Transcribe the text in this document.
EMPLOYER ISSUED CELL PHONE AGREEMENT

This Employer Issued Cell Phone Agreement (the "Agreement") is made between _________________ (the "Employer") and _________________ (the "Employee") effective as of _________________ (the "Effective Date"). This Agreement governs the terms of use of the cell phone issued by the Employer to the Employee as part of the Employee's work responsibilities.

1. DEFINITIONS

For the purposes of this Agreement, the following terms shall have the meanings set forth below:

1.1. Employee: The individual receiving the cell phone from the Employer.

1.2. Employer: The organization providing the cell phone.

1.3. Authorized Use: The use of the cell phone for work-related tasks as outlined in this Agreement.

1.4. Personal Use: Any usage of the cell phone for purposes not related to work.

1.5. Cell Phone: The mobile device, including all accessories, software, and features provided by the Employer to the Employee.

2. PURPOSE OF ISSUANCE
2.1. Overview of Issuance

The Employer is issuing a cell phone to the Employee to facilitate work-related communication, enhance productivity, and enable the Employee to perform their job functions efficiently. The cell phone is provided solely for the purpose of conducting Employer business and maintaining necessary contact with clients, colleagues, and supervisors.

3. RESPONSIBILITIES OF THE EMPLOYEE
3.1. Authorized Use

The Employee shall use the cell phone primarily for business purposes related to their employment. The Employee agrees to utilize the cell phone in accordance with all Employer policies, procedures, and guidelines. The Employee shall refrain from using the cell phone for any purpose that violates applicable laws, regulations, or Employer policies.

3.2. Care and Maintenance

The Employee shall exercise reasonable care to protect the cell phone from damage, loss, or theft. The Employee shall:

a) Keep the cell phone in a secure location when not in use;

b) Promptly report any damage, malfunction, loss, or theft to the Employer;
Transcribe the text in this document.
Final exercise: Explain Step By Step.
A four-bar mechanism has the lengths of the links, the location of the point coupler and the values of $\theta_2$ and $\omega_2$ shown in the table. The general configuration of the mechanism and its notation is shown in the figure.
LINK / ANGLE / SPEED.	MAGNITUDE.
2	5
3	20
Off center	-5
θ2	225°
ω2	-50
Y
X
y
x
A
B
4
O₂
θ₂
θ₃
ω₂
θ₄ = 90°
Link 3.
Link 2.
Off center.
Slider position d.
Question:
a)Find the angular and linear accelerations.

++++++++++++++++++++

WHAT YOU NEED TO DO =>
Check each line above for the word "from" and copy the ones that have it.

REPLY TO THE TASK =>
1.1. Employee: The individual receiving the cell phone from the Employer.
The Employee shall use the cell phone primarily for business purposes related to their employment. The Employee agrees to utilize the cell phone in accordance with all Employer policies, procedures, and guidelines. The Employee shall refrain from using the cell phone for any purpose that violates applicable laws, regulations, or Employer policies.
The Employee shall exercise reasonable care to protect the cell phone from damage, loss, or theft. The Employee shall:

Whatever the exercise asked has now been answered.